◆ WHAT IS REQUIRED
Copy out each line of the material below that holds the string "간호조무사".

┌──

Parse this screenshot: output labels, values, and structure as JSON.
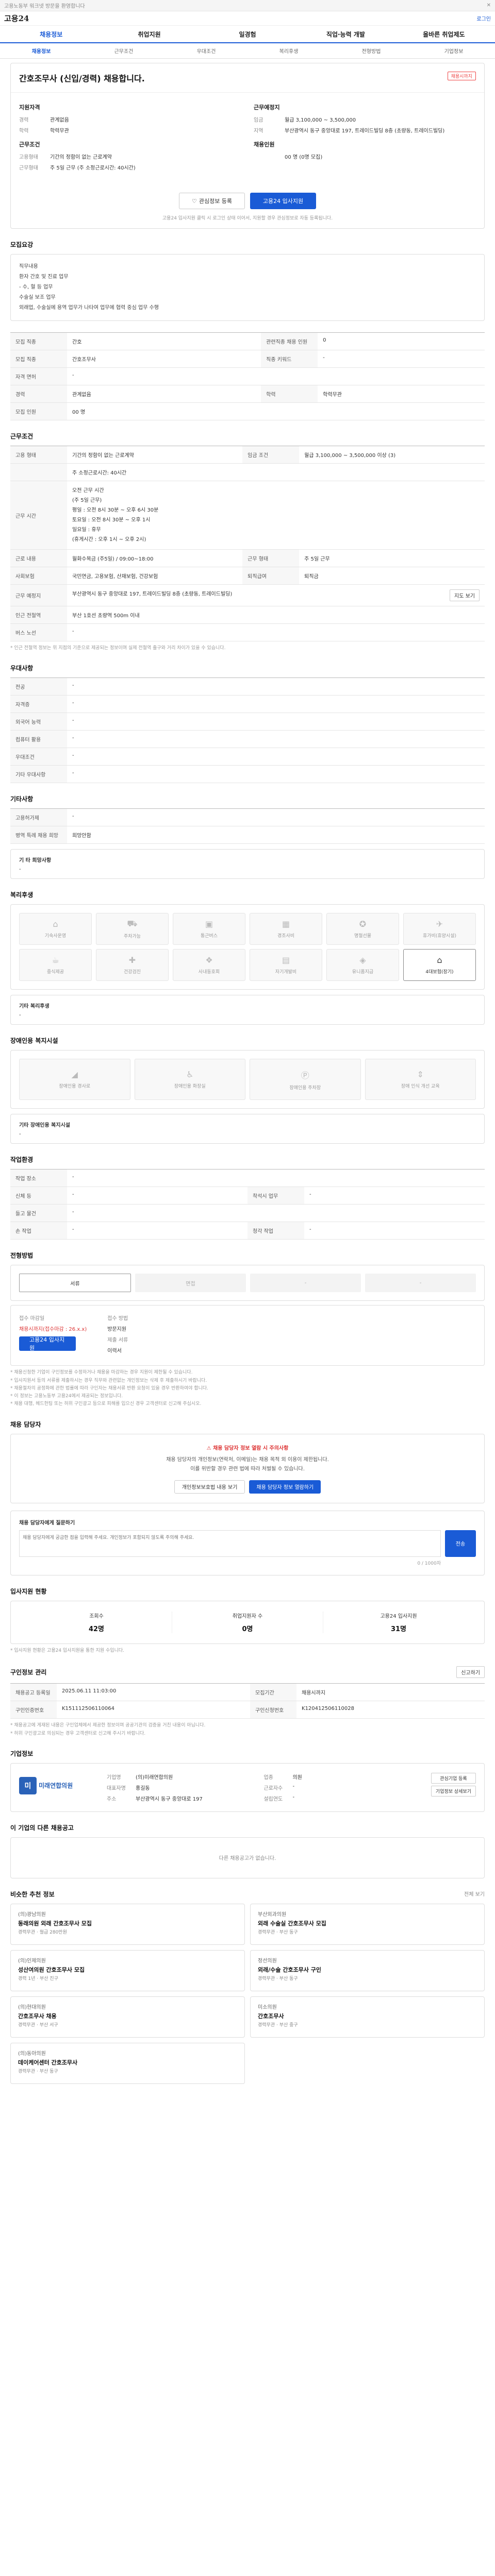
{
  "util": {
    "text": "고용노동부 워크넷 방문을 환영합니다",
    "close": "✕"
  },
  "logo": {
    "text": "고용24",
    "right": "로그인"
  },
  "gnb": [
    "채용정보",
    "취업지원",
    "일경험",
    "직업·능력 개발",
    "올바른 취업제도"
  ],
  "tabs": [
    "채용정보",
    "근무조건",
    "우대조건",
    "복리후생",
    "전형방법",
    "기업정보"
  ],
  "job": {
    "title": "간호조무사 (신입/경력) 채용합니다.",
    "badge": "채용시까지",
    "left_head": "지원자격",
    "left": [
      {
        "k": "경력",
        "v": "관계없음"
      },
      {
        "k": "학력",
        "v": "학력무관"
      }
    ],
    "left_head2": "근무조건",
    "left2": [
      {
        "k": "고용형태",
        "v": "기간의 정함이 없는 근로계약"
      },
      {
        "k": "근무형태",
        "v": "주 5일 근무 (주 소정근로시간: 40시간)"
      }
    ],
    "right_head": "근무예정지",
    "right": [
      {
        "k": "임금",
        "v": "월급 3,100,000 ~ 3,500,000"
      },
      {
        "k": "지역",
        "v": "부산광역시 동구 중앙대로 197, 트레이드빌딩 8층 (초량동, 트레이드빌딩)"
      }
    ],
    "right_head2": "채용인원",
    "right2": [
      {
        "k": "",
        "v": "00 명 (0명 모집)"
      }
    ]
  },
  "buttons": {
    "bookmark": "관심정보 등록",
    "apply": "고용24 입사지원",
    "notice": "고용24 입사지원 클릭 시 로그인 상태 이어서, 지원할 경우 관심정보로 자동 등록됩니다."
  },
  "duty": {
    "title": "모집요강",
    "lines": [
      "직무내용",
      "환자 간호 및 진료 업무",
      "- 수, 혈 등 업무",
      "수술실 보조 업무",
      "외래업, 수술실에 용역 업무가 나타여 업무에 협력 중심 업무 수행"
    ]
  },
  "recruit_table": [
    {
      "k": "모집 직종",
      "v": "간호",
      "k2": "관련직종 채용 인원",
      "v2": "0"
    },
    {
      "k": "모집 직종",
      "v": "간호조무사",
      "k2": "직종 키워드",
      "v2": "-"
    },
    {
      "k": "자격 면허",
      "v": "-",
      "k2": "",
      "v2": ""
    },
    {
      "k": "경력",
      "v": "관계없음",
      "k2": "학력",
      "v2": "학력무관"
    },
    {
      "k": "모집 인원",
      "v": "00 명",
      "k2": "",
      "v2": ""
    }
  ],
  "work": {
    "title": "근무조건",
    "rows": [
      {
        "k": "고용 형태",
        "v": "기간의 정함이 없는 근로계약",
        "k2": "임금 조건",
        "v2": "월급 3,100,000 ~ 3,500,000 이상 (3)"
      },
      {
        "k": "",
        "v": "주 소정근로시간: 40시간",
        "k2": "",
        "v2": ""
      }
    ],
    "time_head": "근무 시간",
    "time_lines": [
      "오전 근무 시간",
      "(주 5일 근무)",
      "평일 : 오전 8시 30분 ~ 오후 6시 30분",
      "토요일 : 오전 8시 30분 ~ 오후 1시",
      "일요일 : 휴무",
      "(휴게시간 : 오후 1시 ~ 오후 2시)"
    ],
    "rows2": [
      {
        "k": "근로 내용",
        "v": "월화수목금 (주5일) / 09:00~18:00",
        "k2": "근무 형태",
        "v2": "주 5일 근무"
      },
      {
        "k": "사회보험",
        "v": "국민연금, 고용보험, 산재보험, 건강보험",
        "k2": "퇴직급여",
        "v2": "퇴직금"
      },
      {
        "k": "근무 예정지",
        "v": "부산광역시 동구 중앙대로 197, 트레이드빌딩 8층 (초량동, 트레이드빌딩)",
        "k2": "",
        "v2": ""
      },
      {
        "k": "인근 전철역",
        "v": "부산 1호선 초량역 500m 이내",
        "k2": "",
        "v2": ""
      },
      {
        "k": "버스 노선",
        "v": "-",
        "k2": "",
        "v2": ""
      }
    ],
    "map_btn": "지도 보기",
    "note": "* 인근 전철역 정보는 위 지점의 기준으로 제공되는 정보이며 실제 전철역 출구와 거리 차이가 있을 수 있습니다."
  },
  "pref": {
    "title": "우대사항",
    "rows": [
      {
        "k": "전공",
        "v": "-"
      },
      {
        "k": "자격증",
        "v": "-"
      },
      {
        "k": "외국어 능력",
        "v": "-"
      },
      {
        "k": "컴퓨터 활용",
        "v": "-"
      },
      {
        "k": "우대조건",
        "v": "-"
      },
      {
        "k": "기타 우대사항",
        "v": "-"
      }
    ]
  },
  "etc": {
    "title": "기타사항",
    "rows": [
      {
        "k": "고용허가제",
        "v": "-"
      },
      {
        "k": "병역 특례 채용 희망",
        "v": "희망안함"
      }
    ],
    "sub_title": "기 타 희망사항",
    "sub_text": "-"
  },
  "welfare": {
    "title": "복리후생",
    "items": [
      {
        "icon": "home-icon",
        "label": "기숙사운영",
        "on": false
      },
      {
        "icon": "car-icon",
        "label": "주차가능",
        "on": false
      },
      {
        "icon": "bus-icon",
        "label": "통근버스",
        "on": false
      },
      {
        "icon": "calendar-icon",
        "label": "경조사비",
        "on": false
      },
      {
        "icon": "award-icon",
        "label": "명절선물",
        "on": false
      },
      {
        "icon": "plane-icon",
        "label": "휴가비(휴양시설)",
        "on": false
      },
      {
        "icon": "meal-icon",
        "label": "중식제공",
        "on": false
      },
      {
        "icon": "health-icon",
        "label": "건강검진",
        "on": false
      },
      {
        "icon": "gift-icon",
        "label": "사내동호회",
        "on": false
      },
      {
        "icon": "book-icon",
        "label": "자기개발비",
        "on": false
      },
      {
        "icon": "uniform-icon",
        "label": "유니폼지급",
        "on": false
      },
      {
        "icon": "home-icon",
        "label": "4대보험(장기)",
        "on": true
      }
    ],
    "sub_title": "기타 복리후생",
    "sub_text": "-"
  },
  "disabled": {
    "title": "장애인용 복지시설",
    "items": [
      {
        "icon": "ramp-icon",
        "label": "장애인용 경사로",
        "on": false
      },
      {
        "icon": "toilet-icon",
        "label": "장애인용 화장실",
        "on": false
      },
      {
        "icon": "parking-icon",
        "label": "장애인용 주차장",
        "on": false
      },
      {
        "icon": "elevator-icon",
        "label": "장애 인식 개선 교육",
        "on": false
      }
    ],
    "sub_title": "기타 장애인용 복지시설",
    "sub_text": "-"
  },
  "env": {
    "title": "작업환경",
    "rows": [
      {
        "k": "작업 장소",
        "v": "-",
        "k2": "",
        "v2": ""
      },
      {
        "k": "신체 등",
        "v": "-",
        "k2": "착석시 업무",
        "v2": "-"
      },
      {
        "k": "들고 물건",
        "v": "-",
        "k2": "",
        "v2": ""
      },
      {
        "k": "손 작업",
        "v": "-",
        "k2": "청각 작업",
        "v2": "-"
      }
    ]
  },
  "process": {
    "title": "전형방법",
    "steps": [
      "서류",
      "면접",
      "-",
      "-"
    ],
    "m_left_title": "접수 마감일",
    "m_left_value": "채용시까지(접수마감 : 26.x.x)",
    "m_left_btn": "고용24 입사지원",
    "m_right_title": "접수 방법",
    "m_right_value": "방문지원",
    "m_right_title2": "제출 서류",
    "m_right_value2": "이력서",
    "notes": [
      "* 채용신청한 기업이 구인정보를 수정하거나 채용을 마감하는 경우 지원이 제한될 수 있습니다.",
      "* 입사지원서 등의 서류를 제출하시는 경우 직무와 관련없는 개인정보는 삭제 후 제출하시기 바랍니다.",
      "* 채용절차의 공정화에 관한 법률에 따라 구인자는 채용서류 반환 요청이 있을 경우 반환하여야 합니다.",
      "* 이 정보는 고용노동부 고용24에서 제공되는 정보입니다.",
      "* 채용 대행, 헤드헌팅 또는 허위 구인광고 등으로 피해를 입으신 경우 고객센터로 신고해 주십시오."
    ]
  },
  "contact": {
    "title": "채용 담당자",
    "warn": "채용 담당자 정보 열람 시 주의사항",
    "p1": "채용 담당자의 개인정보(연락처, 이메일)는 채용 목적 외 이용이 제한됩니다.",
    "p2": "이를 위반할 경우 관련 법에 따라 처벌될 수 있습니다.",
    "btn1": "개인정보보호법 내용 보기",
    "btn2": "채용 담당자 정보 열람하기",
    "qna_title": "채용 담당자에게 질문하기",
    "qna_placeholder": "채용 담당자에게 궁금한 점을 입력해 주세요. 개인정보가 포함되지 않도록 주의해 주세요.",
    "qna_send": "전송",
    "qna_counter": "0 / 1000자"
  },
  "stats": {
    "title": "입사지원 현황",
    "items": [
      {
        "label": "조회수",
        "value": "42명"
      },
      {
        "label": "취업지원자 수",
        "value": "0명"
      },
      {
        "label": "고용24 입사지원",
        "value": "31명"
      }
    ],
    "note": "* 입사지원 현황은 고용24 입사지원을 통한 지원 수입니다."
  },
  "info": {
    "title": "구인정보 관리",
    "report": "신고하기",
    "rows": [
      {
        "k": "채용공고 등록일",
        "v": "2025.06.11 11:03:00",
        "k2": "모집기간",
        "v2": "채용시까지"
      },
      {
        "k": "구인인증번호",
        "v": "K151112506110064",
        "k2": "구인신청번호",
        "v2": "K120412506110028"
      }
    ],
    "notes": [
      "* 채용공고에 게재된 내용은 구인업체에서 제공한 정보이며 공공기관의 검증을 거친 내용이 아닙니다.",
      "* 허위 구인광고로 의심되는 경우 고객센터로 신고해 주시기 바랍니다."
    ]
  },
  "company": {
    "title": "기업정보",
    "logo_mark": "미",
    "logo_name": "미래연합의원",
    "rows": [
      {
        "k": "기업명",
        "v": "(의)미래연합의원",
        "k2": "업종",
        "v2": "의원"
      },
      {
        "k": "대표자명",
        "v": "홍길동",
        "k2": "근로자수",
        "v2": "-"
      },
      {
        "k": "주소",
        "v": "부산광역시 동구 중앙대로 197",
        "k2": "설립연도",
        "v2": "-"
      }
    ],
    "btn1": "관심기업 등록",
    "btn2": "기업정보 상세보기"
  },
  "other": {
    "title": "이 기업의 다른 채용공고",
    "empty": "다른 채용공고가 없습니다."
  },
  "recommend": {
    "title": "비슷한 추천 정보",
    "right": "전체 보기",
    "items": [
      {
        "co": "(의)광남의원",
        "title": "동래의원 외래 간호조무사 모집",
        "meta": "경력무관 · 월급 280만원"
      },
      {
        "co": "부산외과의원",
        "title": "외래 수술실 간호조무사 모집",
        "meta": "경력무관 · 부산 동구"
      },
      {
        "co": "(의)인제의원",
        "title": "성산여의원 간호조무사 모집",
        "meta": "경력 1년 · 부산 진구"
      },
      {
        "co": "정선의원",
        "title": "외래/수술 간호조무사 구인",
        "meta": "경력무관 · 부산 동구"
      },
      {
        "co": "(의)현대의원",
        "title": "간호조무사 채용",
        "meta": "경력무관 · 부산 서구"
      },
      {
        "co": "미소의원",
        "title": "간호조무사",
        "meta": "경력무관 · 부산 중구"
      },
      {
        "co": "(의)동아의원",
        "title": "데이케어센터 간호조무사",
        "meta": "경력무관 · 부산 동구"
      }
    ]
  }
}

└──

◆ TASK OUTPUT
    "title": "간호조무사 (신입/경력) 채용합니다.",
      "v": "간호조무사",
        "title": "동래의원 외래 간호조무사 모집",
        "title": "외래 수술실 간호조무사 모집",
        "title": "성산여의원 간호조무사 모집",
        "title": "외래/수술 간호조무사 구인",
        "title": "간호조무사 채용",
        "title": "간호조무사",
        "title": "데이케어센터 간호조무사",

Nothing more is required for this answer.